# Rows from a figure dataset
####################

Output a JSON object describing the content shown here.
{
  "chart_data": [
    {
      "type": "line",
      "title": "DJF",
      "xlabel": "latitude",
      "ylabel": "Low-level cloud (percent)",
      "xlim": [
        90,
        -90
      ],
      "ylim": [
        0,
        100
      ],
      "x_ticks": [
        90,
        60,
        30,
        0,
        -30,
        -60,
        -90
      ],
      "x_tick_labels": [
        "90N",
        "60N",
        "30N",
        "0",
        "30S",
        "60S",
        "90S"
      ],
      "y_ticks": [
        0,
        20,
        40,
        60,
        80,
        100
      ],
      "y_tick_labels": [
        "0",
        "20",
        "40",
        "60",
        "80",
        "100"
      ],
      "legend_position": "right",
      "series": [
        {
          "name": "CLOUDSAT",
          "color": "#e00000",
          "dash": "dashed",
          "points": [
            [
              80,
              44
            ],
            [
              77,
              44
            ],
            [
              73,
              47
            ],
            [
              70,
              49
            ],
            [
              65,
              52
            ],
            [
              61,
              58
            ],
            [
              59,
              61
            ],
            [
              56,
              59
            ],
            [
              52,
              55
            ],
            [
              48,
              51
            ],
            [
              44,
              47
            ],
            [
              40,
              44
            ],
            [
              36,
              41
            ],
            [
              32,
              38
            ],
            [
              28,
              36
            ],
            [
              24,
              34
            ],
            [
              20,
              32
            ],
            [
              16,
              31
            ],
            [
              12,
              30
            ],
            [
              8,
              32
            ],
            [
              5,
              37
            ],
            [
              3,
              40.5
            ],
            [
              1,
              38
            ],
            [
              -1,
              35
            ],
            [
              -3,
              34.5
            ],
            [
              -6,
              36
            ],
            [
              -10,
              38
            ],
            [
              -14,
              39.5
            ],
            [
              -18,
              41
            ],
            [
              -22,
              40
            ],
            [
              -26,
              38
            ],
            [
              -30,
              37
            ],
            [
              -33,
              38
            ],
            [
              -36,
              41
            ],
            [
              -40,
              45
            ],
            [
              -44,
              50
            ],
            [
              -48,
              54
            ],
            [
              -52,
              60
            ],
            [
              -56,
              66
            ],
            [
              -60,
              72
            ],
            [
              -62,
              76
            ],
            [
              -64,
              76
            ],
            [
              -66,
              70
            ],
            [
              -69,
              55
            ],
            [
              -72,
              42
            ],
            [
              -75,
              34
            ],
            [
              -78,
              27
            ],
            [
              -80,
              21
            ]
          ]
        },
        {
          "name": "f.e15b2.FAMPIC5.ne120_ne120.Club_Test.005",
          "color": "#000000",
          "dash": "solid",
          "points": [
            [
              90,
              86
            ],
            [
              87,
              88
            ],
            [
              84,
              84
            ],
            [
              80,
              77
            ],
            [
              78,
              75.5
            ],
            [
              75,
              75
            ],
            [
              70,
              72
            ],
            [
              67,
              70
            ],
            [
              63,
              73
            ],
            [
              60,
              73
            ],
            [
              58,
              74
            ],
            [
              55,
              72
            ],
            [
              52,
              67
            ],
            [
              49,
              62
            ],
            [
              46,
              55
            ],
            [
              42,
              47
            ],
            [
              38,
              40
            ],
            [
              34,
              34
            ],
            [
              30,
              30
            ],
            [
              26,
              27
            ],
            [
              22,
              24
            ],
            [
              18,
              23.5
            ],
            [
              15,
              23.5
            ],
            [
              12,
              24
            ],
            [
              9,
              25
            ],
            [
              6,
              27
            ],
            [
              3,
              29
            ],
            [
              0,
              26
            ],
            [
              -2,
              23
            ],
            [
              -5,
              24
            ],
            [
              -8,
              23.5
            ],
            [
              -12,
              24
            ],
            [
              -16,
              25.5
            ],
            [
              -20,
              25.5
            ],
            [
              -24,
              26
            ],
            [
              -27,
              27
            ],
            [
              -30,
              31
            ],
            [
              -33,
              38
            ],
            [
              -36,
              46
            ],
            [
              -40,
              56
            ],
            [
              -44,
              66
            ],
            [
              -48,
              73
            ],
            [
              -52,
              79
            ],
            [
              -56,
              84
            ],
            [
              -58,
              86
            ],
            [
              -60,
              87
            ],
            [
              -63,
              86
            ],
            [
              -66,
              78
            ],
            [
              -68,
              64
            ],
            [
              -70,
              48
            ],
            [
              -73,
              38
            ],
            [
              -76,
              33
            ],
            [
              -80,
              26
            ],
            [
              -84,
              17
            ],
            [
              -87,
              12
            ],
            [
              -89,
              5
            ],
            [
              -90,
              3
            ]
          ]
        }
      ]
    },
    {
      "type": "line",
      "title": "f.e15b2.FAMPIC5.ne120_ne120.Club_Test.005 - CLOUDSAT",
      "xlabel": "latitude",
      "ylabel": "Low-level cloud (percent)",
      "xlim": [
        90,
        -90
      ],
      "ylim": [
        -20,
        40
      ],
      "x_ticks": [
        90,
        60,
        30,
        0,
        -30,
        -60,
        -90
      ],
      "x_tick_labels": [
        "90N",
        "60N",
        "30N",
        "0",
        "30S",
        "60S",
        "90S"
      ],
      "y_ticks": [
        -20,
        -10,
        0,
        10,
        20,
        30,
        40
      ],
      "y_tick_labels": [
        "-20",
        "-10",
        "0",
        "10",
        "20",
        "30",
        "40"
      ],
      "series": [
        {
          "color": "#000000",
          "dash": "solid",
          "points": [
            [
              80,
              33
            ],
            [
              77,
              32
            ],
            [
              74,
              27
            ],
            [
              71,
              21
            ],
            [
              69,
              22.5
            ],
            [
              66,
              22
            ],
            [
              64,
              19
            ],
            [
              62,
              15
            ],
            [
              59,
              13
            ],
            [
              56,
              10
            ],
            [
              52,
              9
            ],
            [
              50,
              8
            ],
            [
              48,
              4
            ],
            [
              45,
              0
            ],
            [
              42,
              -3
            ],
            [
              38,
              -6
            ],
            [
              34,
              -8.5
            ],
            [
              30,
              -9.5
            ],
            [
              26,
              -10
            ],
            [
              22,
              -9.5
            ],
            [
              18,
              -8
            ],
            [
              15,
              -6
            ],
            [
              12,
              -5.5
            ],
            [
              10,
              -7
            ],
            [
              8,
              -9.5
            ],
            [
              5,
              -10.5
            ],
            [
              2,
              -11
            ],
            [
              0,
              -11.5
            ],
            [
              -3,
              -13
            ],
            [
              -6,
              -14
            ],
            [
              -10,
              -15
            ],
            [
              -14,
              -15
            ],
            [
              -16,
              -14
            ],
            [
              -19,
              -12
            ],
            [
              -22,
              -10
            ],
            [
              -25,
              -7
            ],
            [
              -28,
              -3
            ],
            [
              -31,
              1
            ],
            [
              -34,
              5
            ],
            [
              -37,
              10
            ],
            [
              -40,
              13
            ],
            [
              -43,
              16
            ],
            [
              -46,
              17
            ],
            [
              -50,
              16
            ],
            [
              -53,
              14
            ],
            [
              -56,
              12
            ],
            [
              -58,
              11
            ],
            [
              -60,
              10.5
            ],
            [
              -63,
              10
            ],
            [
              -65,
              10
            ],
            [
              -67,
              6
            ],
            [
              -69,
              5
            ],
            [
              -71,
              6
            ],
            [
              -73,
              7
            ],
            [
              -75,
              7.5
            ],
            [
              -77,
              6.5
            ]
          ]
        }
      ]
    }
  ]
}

####################

Write out the entries above once more, without altering anything.

Output a JSON object describing the content shown here.
{
  "chart_data": [
    {
      "type": "line",
      "title": "DJF",
      "xlabel": "latitude",
      "ylabel": "Low-level cloud (percent)",
      "xlim": [
        90,
        -90
      ],
      "ylim": [
        0,
        100
      ],
      "x_ticks": [
        90,
        60,
        30,
        0,
        -30,
        -60,
        -90
      ],
      "x_tick_labels": [
        "90N",
        "60N",
        "30N",
        "0",
        "30S",
        "60S",
        "90S"
      ],
      "y_ticks": [
        0,
        20,
        40,
        60,
        80,
        100
      ],
      "y_tick_labels": [
        "0",
        "20",
        "40",
        "60",
        "80",
        "100"
      ],
      "legend_position": "right",
      "series": [
        {
          "name": "CLOUDSAT",
          "color": "#e00000",
          "dash": "dashed",
          "points": [
            [
              80,
              44
            ],
            [
              77,
              44
            ],
            [
              73,
              47
            ],
            [
              70,
              49
            ],
            [
              65,
              52
            ],
            [
              61,
              58
            ],
            [
              59,
              61
            ],
            [
              56,
              59
            ],
            [
              52,
              55
            ],
            [
              48,
              51
            ],
            [
              44,
              47
            ],
            [
              40,
              44
            ],
            [
              36,
              41
            ],
            [
              32,
              38
            ],
            [
              28,
              36
            ],
            [
              24,
              34
            ],
            [
              20,
              32
            ],
            [
              16,
              31
            ],
            [
              12,
              30
            ],
            [
              8,
              32
            ],
            [
              5,
              37
            ],
            [
              3,
              40.5
            ],
            [
              1,
              38
            ],
            [
              -1,
              35
            ],
            [
              -3,
              34.5
            ],
            [
              -6,
              36
            ],
            [
              -10,
              38
            ],
            [
              -14,
              39.5
            ],
            [
              -18,
              41
            ],
            [
              -22,
              40
            ],
            [
              -26,
              38
            ],
            [
              -30,
              37
            ],
            [
              -33,
              38
            ],
            [
              -36,
              41
            ],
            [
              -40,
              45
            ],
            [
              -44,
              50
            ],
            [
              -48,
              54
            ],
            [
              -52,
              60
            ],
            [
              -56,
              66
            ],
            [
              -60,
              72
            ],
            [
              -62,
              76
            ],
            [
              -64,
              76
            ],
            [
              -66,
              70
            ],
            [
              -69,
              55
            ],
            [
              -72,
              42
            ],
            [
              -75,
              34
            ],
            [
              -78,
              27
            ],
            [
              -80,
              21
            ]
          ]
        },
        {
          "name": "f.e15b2.FAMPIC5.ne120_ne120.Club_Test.005",
          "color": "#000000",
          "dash": "solid",
          "points": [
            [
              90,
              86
            ],
            [
              87,
              88
            ],
            [
              84,
              84
            ],
            [
              80,
              77
            ],
            [
              78,
              75.5
            ],
            [
              75,
              75
            ],
            [
              70,
              72
            ],
            [
              67,
              70
            ],
            [
              63,
              73
            ],
            [
              60,
              73
            ],
            [
              58,
              74
            ],
            [
              55,
              72
            ],
            [
              52,
              67
            ],
            [
              49,
              62
            ],
            [
              46,
              55
            ],
            [
              42,
              47
            ],
            [
              38,
              40
            ],
            [
              34,
              34
            ],
            [
              30,
              30
            ],
            [
              26,
              27
            ],
            [
              22,
              24
            ],
            [
              18,
              23.5
            ],
            [
              15,
              23.5
            ],
            [
              12,
              24
            ],
            [
              9,
              25
            ],
            [
              6,
              27
            ],
            [
              3,
              29
            ],
            [
              0,
              26
            ],
            [
              -2,
              23
            ],
            [
              -5,
              24
            ],
            [
              -8,
              23.5
            ],
            [
              -12,
              24
            ],
            [
              -16,
              25.5
            ],
            [
              -20,
              25.5
            ],
            [
              -24,
              26
            ],
            [
              -27,
              27
            ],
            [
              -30,
              31
            ],
            [
              -33,
              38
            ],
            [
              -36,
              46
            ],
            [
              -40,
              56
            ],
            [
              -44,
              66
            ],
            [
              -48,
              73
            ],
            [
              -52,
              79
            ],
            [
              -56,
              84
            ],
            [
              -58,
              86
            ],
            [
              -60,
              87
            ],
            [
              -63,
              86
            ],
            [
              -66,
              78
            ],
            [
              -68,
              64
            ],
            [
              -70,
              48
            ],
            [
              -73,
              38
            ],
            [
              -76,
              33
            ],
            [
              -80,
              26
            ],
            [
              -84,
              17
            ],
            [
              -87,
              12
            ],
            [
              -89,
              5
            ],
            [
              -90,
              3
            ]
          ]
        }
      ]
    },
    {
      "type": "line",
      "title": "f.e15b2.FAMPIC5.ne120_ne120.Club_Test.005 - CLOUDSAT",
      "xlabel": "latitude",
      "ylabel": "Low-level cloud (percent)",
      "xlim": [
        90,
        -90
      ],
      "ylim": [
        -20,
        40
      ],
      "x_ticks": [
        90,
        60,
        30,
        0,
        -30,
        -60,
        -90
      ],
      "x_tick_labels": [
        "90N",
        "60N",
        "30N",
        "0",
        "30S",
        "60S",
        "90S"
      ],
      "y_ticks": [
        -20,
        -10,
        0,
        10,
        20,
        30,
        40
      ],
      "y_tick_labels": [
        "-20",
        "-10",
        "0",
        "10",
        "20",
        "30",
        "40"
      ],
      "series": [
        {
          "color": "#000000",
          "dash": "solid",
          "points": [
            [
              80,
              33
            ],
            [
              77,
              32
            ],
            [
              74,
              27
            ],
            [
              71,
              21
            ],
            [
              69,
              22.5
            ],
            [
              66,
              22
            ],
            [
              64,
              19
            ],
            [
              62,
              15
            ],
            [
              59,
              13
            ],
            [
              56,
              10
            ],
            [
              52,
              9
            ],
            [
              50,
              8
            ],
            [
              48,
              4
            ],
            [
              45,
              0
            ],
            [
              42,
              -3
            ],
            [
              38,
              -6
            ],
            [
              34,
              -8.5
            ],
            [
              30,
              -9.5
            ],
            [
              26,
              -10
            ],
            [
              22,
              -9.5
            ],
            [
              18,
              -8
            ],
            [
              15,
              -6
            ],
            [
              12,
              -5.5
            ],
            [
              10,
              -7
            ],
            [
              8,
              -9.5
            ],
            [
              5,
              -10.5
            ],
            [
              2,
              -11
            ],
            [
              0,
              -11.5
            ],
            [
              -3,
              -13
            ],
            [
              -6,
              -14
            ],
            [
              -10,
              -15
            ],
            [
              -14,
              -15
            ],
            [
              -16,
              -14
            ],
            [
              -19,
              -12
            ],
            [
              -22,
              -10
            ],
            [
              -25,
              -7
            ],
            [
              -28,
              -3
            ],
            [
              -31,
              1
            ],
            [
              -34,
              5
            ],
            [
              -37,
              10
            ],
            [
              -40,
              13
            ],
            [
              -43,
              16
            ],
            [
              -46,
              17
            ],
            [
              -50,
              16
            ],
            [
              -53,
              14
            ],
            [
              -56,
              12
            ],
            [
              -58,
              11
            ],
            [
              -60,
              10.5
            ],
            [
              -63,
              10
            ],
            [
              -65,
              10
            ],
            [
              -67,
              6
            ],
            [
              -69,
              5
            ],
            [
              -71,
              6
            ],
            [
              -73,
              7
            ],
            [
              -75,
              7.5
            ],
            [
              -77,
              6.5
            ]
          ]
        }
      ]
    }
  ]
}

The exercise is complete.